* [Challenge 1]
In the passage on Jason's high priesthood below, what did Jason persuade the most noble of the young men to wear?

* [Selected excerpt]

============

When the king assented and Jason seized the high priesthood, he at once changed his countrymen over to the Greek way of life. He set aside the royal benefits to the Jews brought about through John, the father of Eupolemus, the ambassador who established friendship and alliance with the Romans. He also renounced and destroyed conformity to the laws, and created a new civic life contrary to the customs. For he eagerly founded a gymnasium under the citadel itself, and persuaded the most noble of the young men to wear the Greek cap.
Jason, brother of Onias the high priest, usurped the position and instituted sweeping changes to Hellenize the Jews in an effort to make the nation more amenable to their Greek overlords. Continuing the account in verse 13, what was the result?
So there was the fullest expression of Hellenization and the adoption of foreign customs because of the surpassing wickedness of Jason, who was ungodly and not a true high priest. Therefore the priests were no longer eager to serve at the altar, but they despised the temple and neglected the sacrifices. Instead, they hastened to take part in the unlawful proceedings in the wrestling-school after the invitation to the discus. They counted the honors of their fathers as nothing, but regarded Greek honors as the best. For this reason, difficult circumstances overtook them, and those whose way of life they admired and wished altogether to assimilate became their enemies and punished them.
Jason was wildly successful in his attempt to turn the culture, but instead of making life better for the Jews, the enterprise imploded as the priests abandoned godly worship for worldly adulation; and the Greek, seeing how they were being emulated, disdained the effort even becoming hostile. So much for good intentions.

============

* [Extracted information]

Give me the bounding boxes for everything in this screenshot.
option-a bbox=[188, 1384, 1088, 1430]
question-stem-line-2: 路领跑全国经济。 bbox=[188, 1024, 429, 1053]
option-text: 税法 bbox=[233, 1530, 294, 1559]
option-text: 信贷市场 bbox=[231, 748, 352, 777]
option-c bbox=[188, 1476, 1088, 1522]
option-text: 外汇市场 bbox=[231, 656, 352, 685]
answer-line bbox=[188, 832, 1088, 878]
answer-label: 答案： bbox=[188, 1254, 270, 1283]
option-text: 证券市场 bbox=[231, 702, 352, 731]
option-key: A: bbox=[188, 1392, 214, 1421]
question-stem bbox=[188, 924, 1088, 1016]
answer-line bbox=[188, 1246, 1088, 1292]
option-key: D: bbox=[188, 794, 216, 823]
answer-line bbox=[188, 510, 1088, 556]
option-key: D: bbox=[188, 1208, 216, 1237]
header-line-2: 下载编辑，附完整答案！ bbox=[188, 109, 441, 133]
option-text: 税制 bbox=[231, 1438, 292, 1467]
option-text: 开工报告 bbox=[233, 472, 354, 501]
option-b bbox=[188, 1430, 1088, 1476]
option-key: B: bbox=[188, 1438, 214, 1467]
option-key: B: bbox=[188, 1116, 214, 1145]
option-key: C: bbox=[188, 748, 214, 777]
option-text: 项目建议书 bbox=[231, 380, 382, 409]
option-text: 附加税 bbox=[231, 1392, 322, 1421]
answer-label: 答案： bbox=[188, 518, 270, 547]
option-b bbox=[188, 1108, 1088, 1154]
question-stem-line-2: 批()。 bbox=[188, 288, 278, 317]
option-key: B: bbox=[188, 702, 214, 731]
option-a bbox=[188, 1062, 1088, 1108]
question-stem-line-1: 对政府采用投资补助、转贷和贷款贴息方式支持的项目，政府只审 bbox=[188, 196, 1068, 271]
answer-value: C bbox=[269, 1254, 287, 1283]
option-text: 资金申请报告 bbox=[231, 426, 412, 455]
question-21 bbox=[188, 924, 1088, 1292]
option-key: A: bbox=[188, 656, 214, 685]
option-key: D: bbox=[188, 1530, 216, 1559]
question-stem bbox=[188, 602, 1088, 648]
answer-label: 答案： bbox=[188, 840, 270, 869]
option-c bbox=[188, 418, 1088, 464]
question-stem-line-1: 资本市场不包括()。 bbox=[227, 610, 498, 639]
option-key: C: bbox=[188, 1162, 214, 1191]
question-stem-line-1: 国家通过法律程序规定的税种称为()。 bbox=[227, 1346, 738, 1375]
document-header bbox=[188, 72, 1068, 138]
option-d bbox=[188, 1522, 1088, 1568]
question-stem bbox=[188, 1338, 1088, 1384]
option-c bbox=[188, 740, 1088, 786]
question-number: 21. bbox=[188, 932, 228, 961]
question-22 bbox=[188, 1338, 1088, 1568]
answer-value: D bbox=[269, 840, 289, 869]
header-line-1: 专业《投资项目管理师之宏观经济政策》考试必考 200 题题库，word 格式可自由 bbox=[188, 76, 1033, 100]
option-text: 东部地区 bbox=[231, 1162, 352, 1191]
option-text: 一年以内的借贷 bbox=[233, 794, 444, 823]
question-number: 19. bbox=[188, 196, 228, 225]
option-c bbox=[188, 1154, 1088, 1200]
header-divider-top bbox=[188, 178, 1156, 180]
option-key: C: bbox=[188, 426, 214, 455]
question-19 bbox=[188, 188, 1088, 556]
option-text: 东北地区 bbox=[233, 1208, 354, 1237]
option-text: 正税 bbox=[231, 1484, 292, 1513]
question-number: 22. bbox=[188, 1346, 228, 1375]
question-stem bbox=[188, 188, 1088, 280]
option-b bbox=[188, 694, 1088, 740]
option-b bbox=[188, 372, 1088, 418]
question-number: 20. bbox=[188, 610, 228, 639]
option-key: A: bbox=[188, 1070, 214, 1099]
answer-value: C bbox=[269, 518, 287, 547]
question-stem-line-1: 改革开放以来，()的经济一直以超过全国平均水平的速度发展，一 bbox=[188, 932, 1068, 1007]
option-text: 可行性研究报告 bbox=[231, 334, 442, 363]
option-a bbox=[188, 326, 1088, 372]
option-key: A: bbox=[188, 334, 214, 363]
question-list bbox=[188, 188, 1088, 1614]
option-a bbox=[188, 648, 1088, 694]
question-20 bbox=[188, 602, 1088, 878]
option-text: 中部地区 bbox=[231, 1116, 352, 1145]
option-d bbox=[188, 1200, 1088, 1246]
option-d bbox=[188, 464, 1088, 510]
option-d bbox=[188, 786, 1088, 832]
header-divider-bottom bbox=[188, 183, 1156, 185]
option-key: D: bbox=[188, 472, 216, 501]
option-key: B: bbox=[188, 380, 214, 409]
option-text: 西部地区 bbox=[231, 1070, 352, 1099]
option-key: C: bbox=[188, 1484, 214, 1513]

============

* [Challenge 2]
Copy out every line of the entries above, from the first one down through the line containing "option-text: 外汇市场 bbox=[231, 656, 352, 685]", including both.

* [Full response 1]
The Greek cap.

* [Full response 2]
Give me the bounding boxes for everything in this screenshot.
option-a bbox=[188, 1384, 1088, 1430]
question-stem-line-2: 路领跑全国经济。 bbox=[188, 1024, 429, 1053]
option-text: 税法 bbox=[233, 1530, 294, 1559]
option-text: 信贷市场 bbox=[231, 748, 352, 777]
option-c bbox=[188, 1476, 1088, 1522]
option-text: 外汇市场 bbox=[231, 656, 352, 685]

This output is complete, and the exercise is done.